=== WORK TO COMPLETE ===
Skip the pictures and repeat each line of the data exactly.

=== RECORD LIST ===
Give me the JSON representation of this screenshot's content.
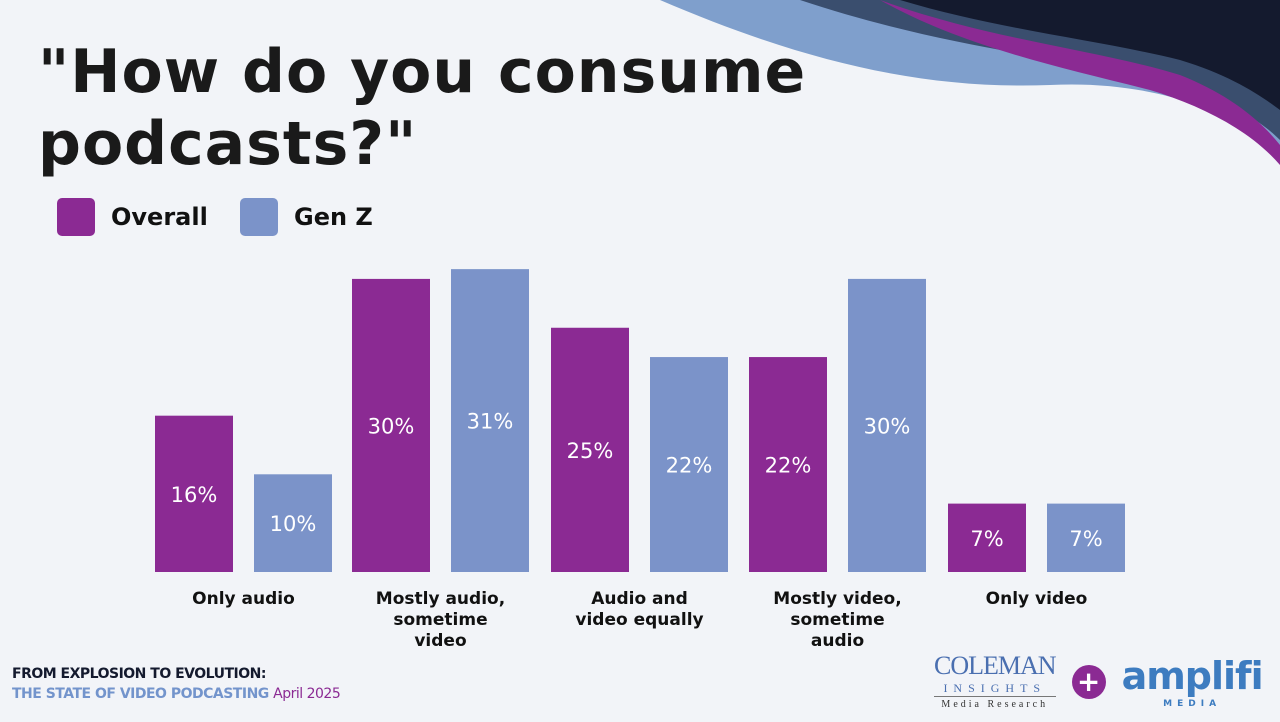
{
  "title": "\"How do you consume podcasts?\"",
  "colors": {
    "overall": "#8b2a93",
    "genz": "#7b93c9",
    "navy": "#141a2e"
  },
  "chart_data": {
    "type": "bar",
    "title": "\"How do you consume podcasts?\"",
    "categories": [
      [
        "Only audio"
      ],
      [
        "Mostly audio,",
        "sometime",
        "video"
      ],
      [
        "Audio and",
        "video equally"
      ],
      [
        "Mostly video,",
        "sometime",
        "audio"
      ],
      [
        "Only video"
      ]
    ],
    "series": [
      {
        "name": "Overall",
        "values": [
          16,
          30,
          25,
          22,
          7
        ],
        "labels": [
          "16%",
          "30%",
          "25%",
          "22%",
          "7%"
        ]
      },
      {
        "name": "Gen Z",
        "values": [
          10,
          31,
          22,
          30,
          7
        ],
        "labels": [
          "10%",
          "31%",
          "22%",
          "30%",
          "7%"
        ]
      }
    ],
    "legend": "top-left",
    "grid": false,
    "ylim": [
      0,
      31
    ]
  },
  "footer": {
    "line1": "FROM EXPLOSION TO EVOLUTION:",
    "line2": "THE STATE OF VIDEO PODCASTING",
    "date": "April 2025"
  },
  "logos": {
    "coleman": [
      "COLEMAN",
      "INSIGHTS",
      "Media Research"
    ],
    "plus": "+",
    "amplifi": [
      "amplifi",
      "MEDIA"
    ]
  }
}
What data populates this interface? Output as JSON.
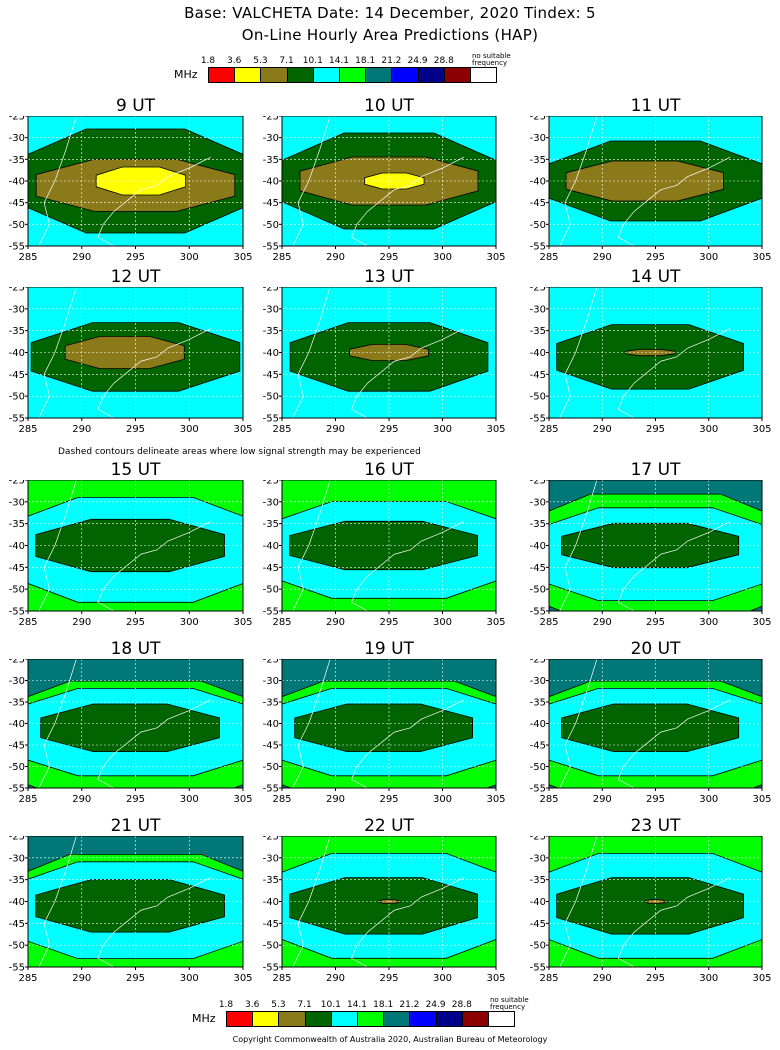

=== THE SOLUTION ===
Give me the JSON representation of this screenshot's content.
{
  "title": "\"How do you consume podcasts?\"",
  "colors": {
    "overall": "#8b2a93",
    "genz": "#7b93c9",
    "navy": "#141a2e"
  },
  "chart_data": {
    "type": "bar",
    "title": "\"How do you consume podcasts?\"",
    "categories": [
      [
        "Only audio"
      ],
      [
        "Mostly audio,",
        "sometime",
        "video"
      ],
      [
        "Audio and",
        "video equally"
      ],
      [
        "Mostly video,",
        "sometime",
        "audio"
      ],
      [
        "Only video"
      ]
    ],
    "series": [
      {
        "name": "Overall",
        "values": [
          16,
          30,
          25,
          22,
          7
        ],
        "labels": [
          "16%",
          "30%",
          "25%",
          "22%",
          "7%"
        ]
      },
      {
        "name": "Gen Z",
        "values": [
          10,
          31,
          22,
          30,
          7
        ],
        "labels": [
          "10%",
          "31%",
          "22%",
          "30%",
          "7%"
        ]
      }
    ],
    "legend": "top-left",
    "grid": false,
    "ylim": [
      0,
      31
    ]
  },
  "footer": {
    "line1": "FROM EXPLOSION TO EVOLUTION:",
    "line2": "THE STATE OF VIDEO PODCASTING",
    "date": "April 2025"
  },
  "logos": {
    "coleman": [
      "COLEMAN",
      "INSIGHTS",
      "Media Research"
    ],
    "plus": "+",
    "amplifi": [
      "amplifi",
      "MEDIA"
    ]
  }
}
What data populates this interface? Output as JSON.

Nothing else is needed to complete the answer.